§ **Listing**:
——

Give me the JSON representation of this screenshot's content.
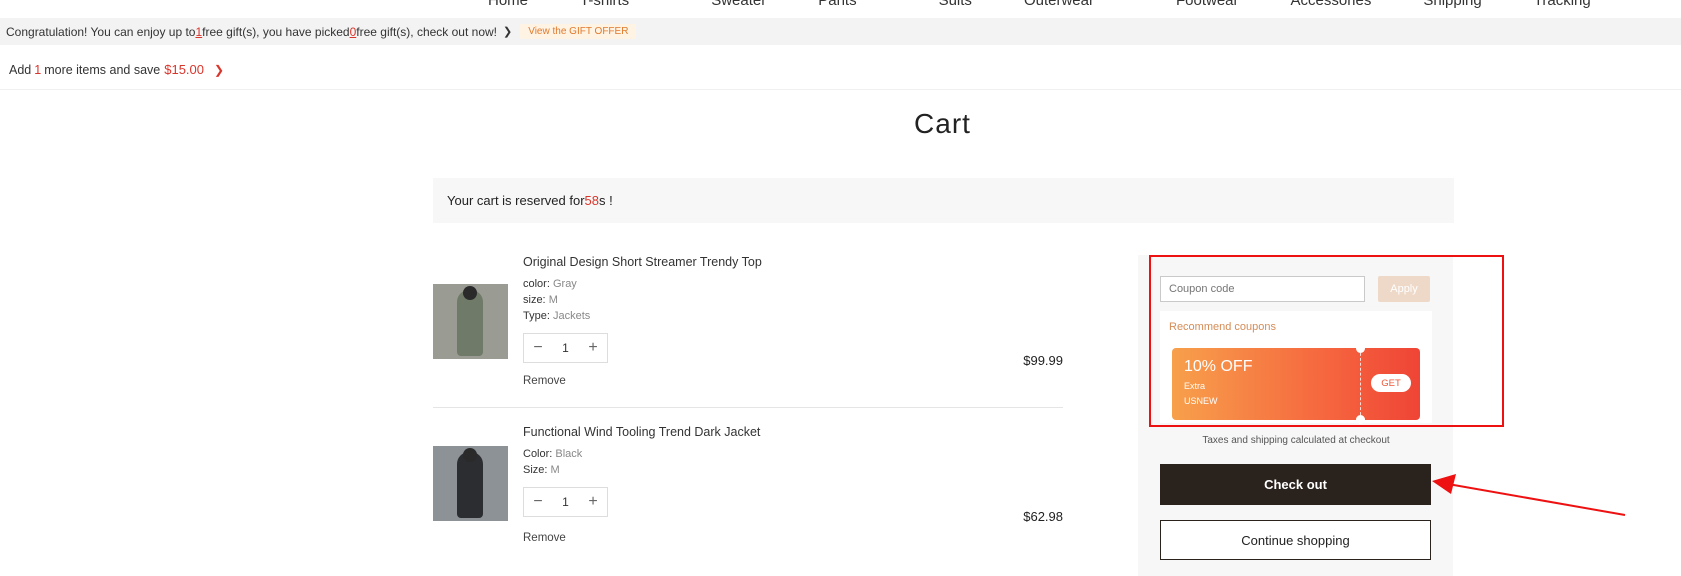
{
  "nav": {
    "items": [
      "Home",
      "T-shirts",
      "Sweater",
      "Pants",
      "Suits",
      "Outerwear",
      "Footwear",
      "Accessories",
      "Shipping",
      "Tracking"
    ]
  },
  "gift_bar": {
    "text_1": "Congratulation! You can enjoy up to ",
    "allowed": "1",
    "text_2": " free gift(s), you have picked ",
    "picked": "0",
    "text_3": " free gift(s), check out now!",
    "offer_label": "View the GIFT OFFER"
  },
  "save_bar": {
    "text_1": "Add",
    "count": "1",
    "text_2": "more items and save",
    "amount": "$15.00"
  },
  "page_title": "Cart",
  "reserve": {
    "text_1": "Your cart is reserved for ",
    "seconds": "58",
    "text_2": "s !"
  },
  "items": [
    {
      "name": "Original Design Short Streamer Trendy Top",
      "attrs": [
        {
          "label": "color:",
          "value": "Gray"
        },
        {
          "label": "size:",
          "value": "M"
        },
        {
          "label": "Type:",
          "value": "Jackets"
        }
      ],
      "qty": "1",
      "remove": "Remove",
      "price": "$99.99"
    },
    {
      "name": "Functional Wind Tooling Trend Dark Jacket",
      "attrs": [
        {
          "label": "Color:",
          "value": "Black"
        },
        {
          "label": "Size:",
          "value": "M"
        }
      ],
      "qty": "1",
      "remove": "Remove",
      "price": "$62.98"
    }
  ],
  "coupon": {
    "placeholder": "Coupon code",
    "apply_label": "Apply",
    "recommend_title": "Recommend coupons",
    "ticket": {
      "percent": "10% OFF",
      "extra": "Extra",
      "code": "USNEW",
      "get_label": "GET"
    }
  },
  "summary": {
    "taxes_note": "Taxes and shipping calculated at checkout",
    "checkout_label": "Check out",
    "continue_label": "Continue shopping"
  },
  "colors": {
    "accent_red": "#d9352b",
    "checkout_bg": "#2a221c",
    "annotation": "#e11111"
  },
  "icons": [
    "minus-icon",
    "plus-icon",
    "chevron-right-icon"
  ]
}
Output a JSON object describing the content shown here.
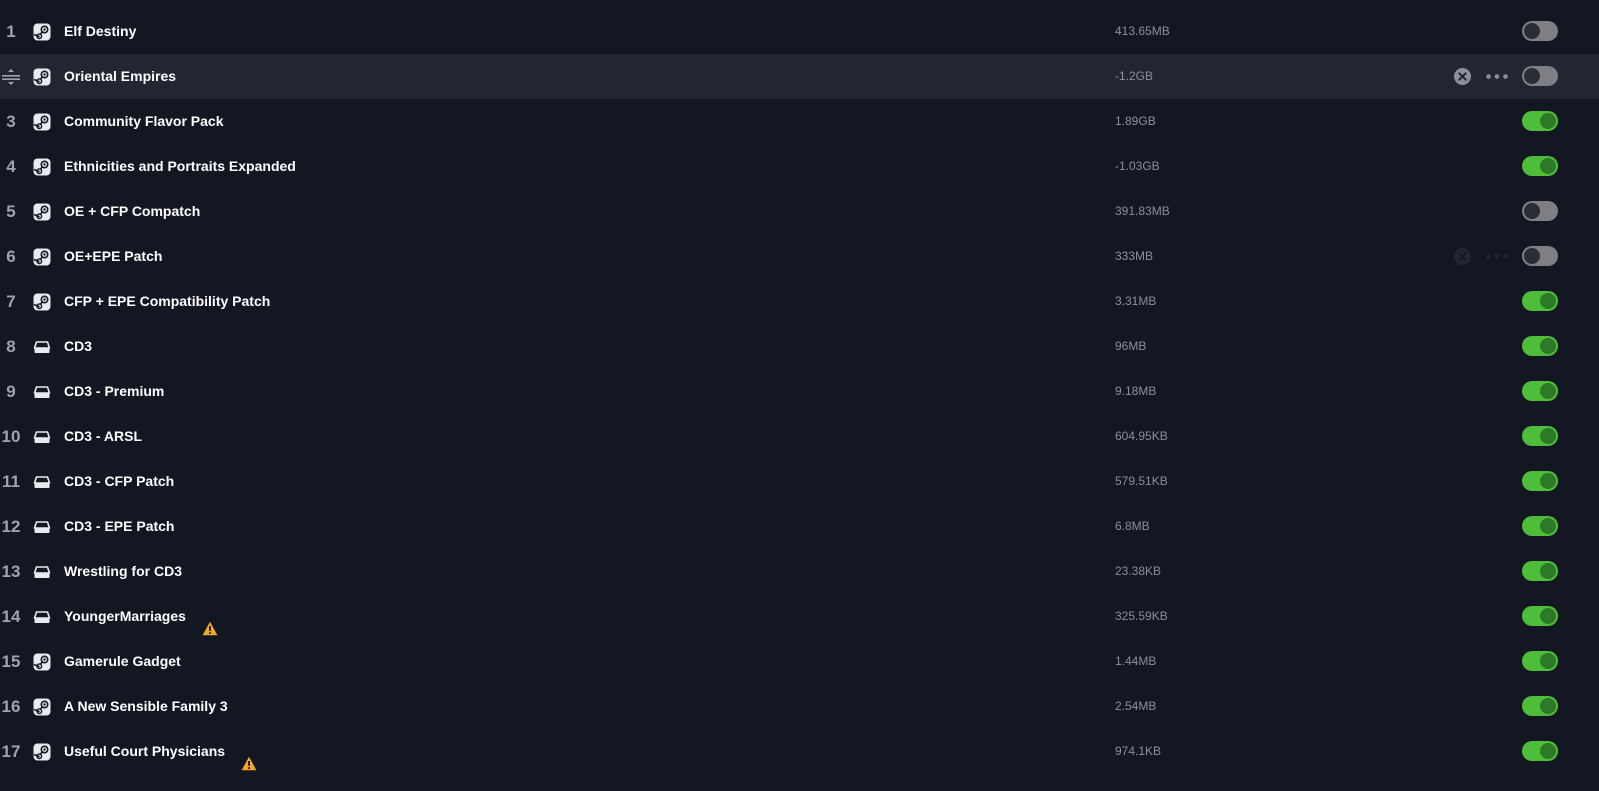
{
  "colors": {
    "background": "#131722",
    "row_hover": "#222631",
    "toggle_on": "#4dbd3a",
    "toggle_off": "#7d7f84",
    "warning": "#f5a623"
  },
  "mods": [
    {
      "index": "1",
      "name": "Elf Destiny",
      "size": "413.65MB",
      "source": "steam-icon",
      "enabled": false,
      "warning": false,
      "hover": false,
      "faint_actions": false
    },
    {
      "index": "2",
      "name": "Oriental Empires",
      "size": "-1.2GB",
      "source": "steam-icon",
      "enabled": false,
      "warning": false,
      "hover": true,
      "faint_actions": false
    },
    {
      "index": "3",
      "name": "Community Flavor Pack",
      "size": "1.89GB",
      "source": "steam-icon",
      "enabled": true,
      "warning": false,
      "hover": false,
      "faint_actions": false
    },
    {
      "index": "4",
      "name": "Ethnicities and Portraits Expanded",
      "size": "-1.03GB",
      "source": "steam-icon",
      "enabled": true,
      "warning": false,
      "hover": false,
      "faint_actions": false
    },
    {
      "index": "5",
      "name": "OE + CFP Compatch",
      "size": "391.83MB",
      "source": "steam-icon",
      "enabled": false,
      "warning": false,
      "hover": false,
      "faint_actions": false
    },
    {
      "index": "6",
      "name": "OE+EPE Patch",
      "size": "333MB",
      "source": "steam-icon",
      "enabled": false,
      "warning": false,
      "hover": false,
      "faint_actions": true
    },
    {
      "index": "7",
      "name": "CFP + EPE Compatibility Patch",
      "size": "3.31MB",
      "source": "steam-icon",
      "enabled": true,
      "warning": false,
      "hover": false,
      "faint_actions": false
    },
    {
      "index": "8",
      "name": "CD3",
      "size": "96MB",
      "source": "local-drive-icon",
      "enabled": true,
      "warning": false,
      "hover": false,
      "faint_actions": false
    },
    {
      "index": "9",
      "name": "CD3 - Premium",
      "size": "9.18MB",
      "source": "local-drive-icon",
      "enabled": true,
      "warning": false,
      "hover": false,
      "faint_actions": false
    },
    {
      "index": "10",
      "name": "CD3 - ARSL",
      "size": "604.95KB",
      "source": "local-drive-icon",
      "enabled": true,
      "warning": false,
      "hover": false,
      "faint_actions": false
    },
    {
      "index": "11",
      "name": "CD3 - CFP Patch",
      "size": "579.51KB",
      "source": "local-drive-icon",
      "enabled": true,
      "warning": false,
      "hover": false,
      "faint_actions": false
    },
    {
      "index": "12",
      "name": "CD3 - EPE Patch",
      "size": "6.8MB",
      "source": "local-drive-icon",
      "enabled": true,
      "warning": false,
      "hover": false,
      "faint_actions": false
    },
    {
      "index": "13",
      "name": "Wrestling for CD3",
      "size": "23.38KB",
      "source": "local-drive-icon",
      "enabled": true,
      "warning": false,
      "hover": false,
      "faint_actions": false
    },
    {
      "index": "14",
      "name": "YoungerMarriages",
      "size": "325.59KB",
      "source": "local-drive-icon",
      "enabled": true,
      "warning": true,
      "hover": false,
      "faint_actions": false
    },
    {
      "index": "15",
      "name": "Gamerule Gadget",
      "size": "1.44MB",
      "source": "steam-icon",
      "enabled": true,
      "warning": false,
      "hover": false,
      "faint_actions": false
    },
    {
      "index": "16",
      "name": "A New Sensible Family 3",
      "size": "2.54MB",
      "source": "steam-icon",
      "enabled": true,
      "warning": false,
      "hover": false,
      "faint_actions": false
    },
    {
      "index": "17",
      "name": "Useful Court Physicians",
      "size": "974.1KB",
      "source": "steam-icon",
      "enabled": true,
      "warning": true,
      "hover": false,
      "faint_actions": false
    }
  ]
}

——

§ **Written instruction**:
Copy out all the records exactly, excluding pictures.

§ **The result**:
Give me the JSON representation of this screenshot's content.
{
  "nav": {
    "items": [
      "Home",
      "T-shirts",
      "Sweater",
      "Pants",
      "Suits",
      "Outerwear",
      "Footwear",
      "Accessories",
      "Shipping",
      "Tracking"
    ]
  },
  "gift_bar": {
    "text_1": "Congratulation! You can enjoy up to ",
    "allowed": "1",
    "text_2": " free gift(s), you have picked ",
    "picked": "0",
    "text_3": " free gift(s), check out now!",
    "offer_label": "View the GIFT OFFER"
  },
  "save_bar": {
    "text_1": "Add",
    "count": "1",
    "text_2": "more items and save",
    "amount": "$15.00"
  },
  "page_title": "Cart",
  "reserve": {
    "text_1": "Your cart is reserved for ",
    "seconds": "58",
    "text_2": "s !"
  },
  "items": [
    {
      "name": "Original Design Short Streamer Trendy Top",
      "attrs": [
        {
          "label": "color:",
          "value": "Gray"
        },
        {
          "label": "size:",
          "value": "M"
        },
        {
          "label": "Type:",
          "value": "Jackets"
        }
      ],
      "qty": "1",
      "remove": "Remove",
      "price": "$99.99"
    },
    {
      "name": "Functional Wind Tooling Trend Dark Jacket",
      "attrs": [
        {
          "label": "Color:",
          "value": "Black"
        },
        {
          "label": "Size:",
          "value": "M"
        }
      ],
      "qty": "1",
      "remove": "Remove",
      "price": "$62.98"
    }
  ],
  "coupon": {
    "placeholder": "Coupon code",
    "apply_label": "Apply",
    "recommend_title": "Recommend coupons",
    "ticket": {
      "percent": "10% OFF",
      "extra": "Extra",
      "code": "USNEW",
      "get_label": "GET"
    }
  },
  "summary": {
    "taxes_note": "Taxes and shipping calculated at checkout",
    "checkout_label": "Check out",
    "continue_label": "Continue shopping"
  },
  "colors": {
    "accent_red": "#d9352b",
    "checkout_bg": "#2a221c",
    "annotation": "#e11111"
  },
  "icons": [
    "minus-icon",
    "plus-icon",
    "chevron-right-icon"
  ]
}
Output a JSON object describing the content shown here.
{
  "colors": {
    "background": "#131722",
    "row_hover": "#222631",
    "toggle_on": "#4dbd3a",
    "toggle_off": "#7d7f84",
    "warning": "#f5a623"
  },
  "mods": [
    {
      "index": "1",
      "name": "Elf Destiny",
      "size": "413.65MB",
      "source": "steam-icon",
      "enabled": false,
      "warning": false,
      "hover": false,
      "faint_actions": false
    },
    {
      "index": "2",
      "name": "Oriental Empires",
      "size": "-1.2GB",
      "source": "steam-icon",
      "enabled": false,
      "warning": false,
      "hover": true,
      "faint_actions": false
    },
    {
      "index": "3",
      "name": "Community Flavor Pack",
      "size": "1.89GB",
      "source": "steam-icon",
      "enabled": true,
      "warning": false,
      "hover": false,
      "faint_actions": false
    },
    {
      "index": "4",
      "name": "Ethnicities and Portraits Expanded",
      "size": "-1.03GB",
      "source": "steam-icon",
      "enabled": true,
      "warning": false,
      "hover": false,
      "faint_actions": false
    },
    {
      "index": "5",
      "name": "OE + CFP Compatch",
      "size": "391.83MB",
      "source": "steam-icon",
      "enabled": false,
      "warning": false,
      "hover": false,
      "faint_actions": false
    },
    {
      "index": "6",
      "name": "OE+EPE Patch",
      "size": "333MB",
      "source": "steam-icon",
      "enabled": false,
      "warning": false,
      "hover": false,
      "faint_actions": true
    },
    {
      "index": "7",
      "name": "CFP + EPE Compatibility Patch",
      "size": "3.31MB",
      "source": "steam-icon",
      "enabled": true,
      "warning": false,
      "hover": false,
      "faint_actions": false
    },
    {
      "index": "8",
      "name": "CD3",
      "size": "96MB",
      "source": "local-drive-icon",
      "enabled": true,
      "warning": false,
      "hover": false,
      "faint_actions": false
    },
    {
      "index": "9",
      "name": "CD3 - Premium",
      "size": "9.18MB",
      "source": "local-drive-icon",
      "enabled": true,
      "warning": false,
      "hover": false,
      "faint_actions": false
    },
    {
      "index": "10",
      "name": "CD3 - ARSL",
      "size": "604.95KB",
      "source": "local-drive-icon",
      "enabled": true,
      "warning": false,
      "hover": false,
      "faint_actions": false
    },
    {
      "index": "11",
      "name": "CD3 - CFP Patch",
      "size": "579.51KB",
      "source": "local-drive-icon",
      "enabled": true,
      "warning": false,
      "hover": false,
      "faint_actions": false
    },
    {
      "index": "12",
      "name": "CD3 - EPE Patch",
      "size": "6.8MB",
      "source": "local-drive-icon",
      "enabled": true,
      "warning": false,
      "hover": false,
      "faint_actions": false
    },
    {
      "index": "13",
      "name": "Wrestling for CD3",
      "size": "23.38KB",
      "source": "local-drive-icon",
      "enabled": true,
      "warning": false,
      "hover": false,
      "faint_actions": false
    },
    {
      "index": "14",
      "name": "YoungerMarriages",
      "size": "325.59KB",
      "source": "local-drive-icon",
      "enabled": true,
      "warning": true,
      "hover": false,
      "faint_actions": false
    },
    {
      "index": "15",
      "name": "Gamerule Gadget",
      "size": "1.44MB",
      "source": "steam-icon",
      "enabled": true,
      "warning": false,
      "hover": false,
      "faint_actions": false
    },
    {
      "index": "16",
      "name": "A New Sensible Family 3",
      "size": "2.54MB",
      "source": "steam-icon",
      "enabled": true,
      "warning": false,
      "hover": false,
      "faint_actions": false
    },
    {
      "index": "17",
      "name": "Useful Court Physicians",
      "size": "974.1KB",
      "source": "steam-icon",
      "enabled": true,
      "warning": true,
      "hover": false,
      "faint_actions": false
    }
  ]
}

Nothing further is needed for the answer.